* **Your task**
Which lines contain the word "Integrated"? Return each of them as written.

* **Raw data**
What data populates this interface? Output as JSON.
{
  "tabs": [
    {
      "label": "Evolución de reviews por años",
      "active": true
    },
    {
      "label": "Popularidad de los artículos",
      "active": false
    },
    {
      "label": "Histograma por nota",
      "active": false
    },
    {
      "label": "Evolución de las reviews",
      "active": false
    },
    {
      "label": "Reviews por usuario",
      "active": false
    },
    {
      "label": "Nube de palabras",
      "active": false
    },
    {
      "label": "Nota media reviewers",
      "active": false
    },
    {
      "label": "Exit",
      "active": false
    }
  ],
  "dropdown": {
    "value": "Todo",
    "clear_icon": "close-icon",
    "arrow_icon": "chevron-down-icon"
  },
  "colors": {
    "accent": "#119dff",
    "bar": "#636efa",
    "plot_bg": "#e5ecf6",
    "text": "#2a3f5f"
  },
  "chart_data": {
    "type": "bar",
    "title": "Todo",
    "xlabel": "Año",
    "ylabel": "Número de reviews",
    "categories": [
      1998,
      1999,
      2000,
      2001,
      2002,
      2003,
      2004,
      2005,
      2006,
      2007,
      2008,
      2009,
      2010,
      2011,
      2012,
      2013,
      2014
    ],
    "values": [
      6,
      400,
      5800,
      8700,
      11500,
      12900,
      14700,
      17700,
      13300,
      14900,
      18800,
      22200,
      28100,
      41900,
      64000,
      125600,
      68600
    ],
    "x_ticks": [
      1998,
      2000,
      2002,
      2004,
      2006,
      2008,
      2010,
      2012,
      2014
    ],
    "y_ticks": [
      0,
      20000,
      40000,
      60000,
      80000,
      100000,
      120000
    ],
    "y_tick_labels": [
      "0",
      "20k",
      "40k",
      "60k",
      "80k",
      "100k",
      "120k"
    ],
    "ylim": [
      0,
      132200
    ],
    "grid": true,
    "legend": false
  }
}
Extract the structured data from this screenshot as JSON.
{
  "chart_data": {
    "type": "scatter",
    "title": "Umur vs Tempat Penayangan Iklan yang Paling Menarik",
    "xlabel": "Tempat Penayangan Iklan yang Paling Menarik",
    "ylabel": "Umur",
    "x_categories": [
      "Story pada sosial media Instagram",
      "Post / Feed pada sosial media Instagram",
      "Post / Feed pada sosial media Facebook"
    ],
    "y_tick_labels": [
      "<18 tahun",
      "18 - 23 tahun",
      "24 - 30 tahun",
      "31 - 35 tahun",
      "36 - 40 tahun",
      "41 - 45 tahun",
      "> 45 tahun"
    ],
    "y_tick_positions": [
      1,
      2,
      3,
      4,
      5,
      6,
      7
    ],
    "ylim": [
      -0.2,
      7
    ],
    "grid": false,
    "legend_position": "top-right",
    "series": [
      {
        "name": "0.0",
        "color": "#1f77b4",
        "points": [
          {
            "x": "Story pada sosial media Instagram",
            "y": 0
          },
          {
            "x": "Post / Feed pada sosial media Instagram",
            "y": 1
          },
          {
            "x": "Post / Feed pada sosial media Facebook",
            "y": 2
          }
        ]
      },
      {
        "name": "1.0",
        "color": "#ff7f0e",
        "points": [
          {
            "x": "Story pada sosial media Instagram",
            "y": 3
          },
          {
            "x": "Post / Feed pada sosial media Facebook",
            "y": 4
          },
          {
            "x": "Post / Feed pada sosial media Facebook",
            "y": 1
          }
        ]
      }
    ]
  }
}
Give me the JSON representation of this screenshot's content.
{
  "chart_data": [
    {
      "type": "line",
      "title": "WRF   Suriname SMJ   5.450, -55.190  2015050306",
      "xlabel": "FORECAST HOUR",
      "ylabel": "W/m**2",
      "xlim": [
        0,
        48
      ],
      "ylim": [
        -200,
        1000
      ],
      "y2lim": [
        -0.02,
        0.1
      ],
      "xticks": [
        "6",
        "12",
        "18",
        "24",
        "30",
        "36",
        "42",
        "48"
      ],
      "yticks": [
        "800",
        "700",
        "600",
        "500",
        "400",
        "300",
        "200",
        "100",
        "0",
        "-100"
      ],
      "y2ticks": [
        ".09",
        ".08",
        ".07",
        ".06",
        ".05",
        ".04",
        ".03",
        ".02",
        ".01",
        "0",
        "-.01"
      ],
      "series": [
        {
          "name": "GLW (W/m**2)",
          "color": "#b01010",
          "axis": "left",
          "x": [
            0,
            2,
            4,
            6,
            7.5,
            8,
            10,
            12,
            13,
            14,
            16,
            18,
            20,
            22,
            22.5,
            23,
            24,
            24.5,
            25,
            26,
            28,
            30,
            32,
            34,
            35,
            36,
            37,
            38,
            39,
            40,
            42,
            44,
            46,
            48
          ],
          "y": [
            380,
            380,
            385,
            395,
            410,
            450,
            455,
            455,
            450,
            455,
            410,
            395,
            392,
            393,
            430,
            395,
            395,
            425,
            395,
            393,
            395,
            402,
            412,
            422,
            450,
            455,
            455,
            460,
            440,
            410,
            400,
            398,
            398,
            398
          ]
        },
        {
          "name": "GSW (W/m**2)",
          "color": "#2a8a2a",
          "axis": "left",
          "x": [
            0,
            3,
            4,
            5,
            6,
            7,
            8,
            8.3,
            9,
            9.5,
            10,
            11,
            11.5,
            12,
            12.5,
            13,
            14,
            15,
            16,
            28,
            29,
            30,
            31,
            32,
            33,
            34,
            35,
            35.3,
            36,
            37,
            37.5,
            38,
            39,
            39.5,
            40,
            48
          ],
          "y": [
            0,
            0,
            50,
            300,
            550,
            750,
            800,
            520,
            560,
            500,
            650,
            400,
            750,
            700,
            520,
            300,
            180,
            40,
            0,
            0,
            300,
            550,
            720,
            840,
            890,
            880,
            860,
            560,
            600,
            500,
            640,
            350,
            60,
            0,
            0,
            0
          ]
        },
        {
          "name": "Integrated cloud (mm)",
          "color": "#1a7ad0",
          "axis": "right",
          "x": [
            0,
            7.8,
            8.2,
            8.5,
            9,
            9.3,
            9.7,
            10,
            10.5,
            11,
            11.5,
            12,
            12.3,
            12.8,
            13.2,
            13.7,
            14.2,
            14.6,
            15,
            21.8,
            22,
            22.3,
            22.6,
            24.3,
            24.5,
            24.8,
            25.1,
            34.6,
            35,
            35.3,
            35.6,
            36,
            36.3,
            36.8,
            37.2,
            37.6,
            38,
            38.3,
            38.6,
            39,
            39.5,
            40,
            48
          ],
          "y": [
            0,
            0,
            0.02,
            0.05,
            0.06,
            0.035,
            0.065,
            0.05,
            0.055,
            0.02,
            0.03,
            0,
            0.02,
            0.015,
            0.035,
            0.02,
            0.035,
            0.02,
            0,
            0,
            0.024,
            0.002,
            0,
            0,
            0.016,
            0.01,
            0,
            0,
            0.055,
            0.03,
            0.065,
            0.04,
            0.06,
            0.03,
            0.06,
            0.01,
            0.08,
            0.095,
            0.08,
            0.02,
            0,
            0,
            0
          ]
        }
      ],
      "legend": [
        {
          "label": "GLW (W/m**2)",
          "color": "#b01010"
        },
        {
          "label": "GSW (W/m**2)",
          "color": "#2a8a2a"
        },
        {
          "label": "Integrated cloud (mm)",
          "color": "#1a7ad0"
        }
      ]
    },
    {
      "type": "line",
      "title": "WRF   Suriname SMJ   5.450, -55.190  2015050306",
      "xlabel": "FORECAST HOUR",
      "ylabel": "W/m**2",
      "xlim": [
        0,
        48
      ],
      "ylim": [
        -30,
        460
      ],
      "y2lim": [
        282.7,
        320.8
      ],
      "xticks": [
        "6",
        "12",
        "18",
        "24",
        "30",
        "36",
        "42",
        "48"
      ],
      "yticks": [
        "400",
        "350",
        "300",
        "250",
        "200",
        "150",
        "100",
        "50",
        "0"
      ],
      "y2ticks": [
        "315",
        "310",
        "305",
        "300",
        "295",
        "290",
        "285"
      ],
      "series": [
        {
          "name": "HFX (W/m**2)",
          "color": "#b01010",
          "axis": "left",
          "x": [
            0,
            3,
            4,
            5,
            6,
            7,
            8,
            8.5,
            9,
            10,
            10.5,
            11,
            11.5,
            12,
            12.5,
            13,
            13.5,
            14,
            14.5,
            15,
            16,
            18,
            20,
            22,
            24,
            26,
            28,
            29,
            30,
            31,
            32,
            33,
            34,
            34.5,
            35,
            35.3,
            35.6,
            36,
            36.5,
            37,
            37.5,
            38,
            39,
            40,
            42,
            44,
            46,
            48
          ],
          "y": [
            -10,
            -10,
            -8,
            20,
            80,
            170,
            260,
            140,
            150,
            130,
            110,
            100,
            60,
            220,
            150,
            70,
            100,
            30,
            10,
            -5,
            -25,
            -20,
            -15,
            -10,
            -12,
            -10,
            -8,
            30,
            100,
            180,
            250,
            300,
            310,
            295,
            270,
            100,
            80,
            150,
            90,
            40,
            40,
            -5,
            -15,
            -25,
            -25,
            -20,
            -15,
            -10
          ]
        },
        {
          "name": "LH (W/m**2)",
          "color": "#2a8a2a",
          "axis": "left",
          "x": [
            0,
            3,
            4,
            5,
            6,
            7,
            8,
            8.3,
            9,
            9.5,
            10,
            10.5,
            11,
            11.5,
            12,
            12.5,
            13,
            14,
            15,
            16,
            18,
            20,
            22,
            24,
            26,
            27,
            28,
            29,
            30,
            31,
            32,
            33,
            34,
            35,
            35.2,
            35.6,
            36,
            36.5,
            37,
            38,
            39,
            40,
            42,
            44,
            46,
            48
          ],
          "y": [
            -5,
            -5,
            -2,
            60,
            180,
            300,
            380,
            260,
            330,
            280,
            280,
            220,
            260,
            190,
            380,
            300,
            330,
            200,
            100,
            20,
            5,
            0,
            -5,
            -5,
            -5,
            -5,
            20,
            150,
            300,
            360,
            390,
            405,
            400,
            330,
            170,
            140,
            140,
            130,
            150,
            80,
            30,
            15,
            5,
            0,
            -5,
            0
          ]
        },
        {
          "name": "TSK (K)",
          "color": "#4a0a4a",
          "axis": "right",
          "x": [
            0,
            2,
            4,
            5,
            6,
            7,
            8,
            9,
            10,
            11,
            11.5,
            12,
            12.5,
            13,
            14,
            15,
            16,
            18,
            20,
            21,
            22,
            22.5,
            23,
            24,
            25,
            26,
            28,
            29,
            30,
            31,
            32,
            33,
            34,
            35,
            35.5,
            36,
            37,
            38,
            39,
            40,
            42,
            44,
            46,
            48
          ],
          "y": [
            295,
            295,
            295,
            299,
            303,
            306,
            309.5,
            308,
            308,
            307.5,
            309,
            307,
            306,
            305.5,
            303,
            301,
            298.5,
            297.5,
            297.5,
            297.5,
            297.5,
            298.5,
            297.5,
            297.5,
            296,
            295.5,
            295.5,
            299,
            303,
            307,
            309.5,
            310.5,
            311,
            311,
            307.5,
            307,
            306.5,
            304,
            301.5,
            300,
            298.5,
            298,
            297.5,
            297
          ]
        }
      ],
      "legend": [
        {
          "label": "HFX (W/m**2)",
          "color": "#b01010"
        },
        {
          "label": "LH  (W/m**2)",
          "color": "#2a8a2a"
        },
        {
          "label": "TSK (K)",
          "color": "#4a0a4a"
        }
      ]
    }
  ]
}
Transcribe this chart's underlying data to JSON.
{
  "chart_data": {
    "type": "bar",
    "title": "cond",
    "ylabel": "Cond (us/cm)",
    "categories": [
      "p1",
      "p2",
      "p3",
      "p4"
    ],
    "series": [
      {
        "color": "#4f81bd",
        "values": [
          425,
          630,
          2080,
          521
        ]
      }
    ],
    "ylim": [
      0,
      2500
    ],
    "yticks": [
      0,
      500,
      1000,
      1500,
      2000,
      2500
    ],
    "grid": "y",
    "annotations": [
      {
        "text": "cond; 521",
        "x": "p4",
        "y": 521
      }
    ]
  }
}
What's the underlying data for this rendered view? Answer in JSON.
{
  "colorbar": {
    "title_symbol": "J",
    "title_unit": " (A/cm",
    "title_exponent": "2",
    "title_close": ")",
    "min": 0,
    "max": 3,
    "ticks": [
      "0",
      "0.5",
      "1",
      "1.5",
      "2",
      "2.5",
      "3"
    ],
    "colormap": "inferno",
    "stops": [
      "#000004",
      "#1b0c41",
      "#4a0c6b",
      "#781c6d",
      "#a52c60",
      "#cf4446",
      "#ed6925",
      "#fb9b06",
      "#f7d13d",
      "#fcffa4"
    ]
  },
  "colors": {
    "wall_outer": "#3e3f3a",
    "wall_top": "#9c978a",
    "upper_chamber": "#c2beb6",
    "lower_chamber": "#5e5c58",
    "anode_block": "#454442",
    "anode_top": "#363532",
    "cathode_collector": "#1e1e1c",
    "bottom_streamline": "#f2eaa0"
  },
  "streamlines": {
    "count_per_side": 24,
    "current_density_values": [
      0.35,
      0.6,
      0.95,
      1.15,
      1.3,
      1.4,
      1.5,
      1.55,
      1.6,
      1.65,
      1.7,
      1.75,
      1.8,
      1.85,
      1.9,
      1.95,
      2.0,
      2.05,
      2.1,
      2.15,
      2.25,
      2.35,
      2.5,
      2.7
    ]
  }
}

* **Finished task**
          "name": "Integrated cloud (mm)",
          "label": "Integrated cloud (mm)",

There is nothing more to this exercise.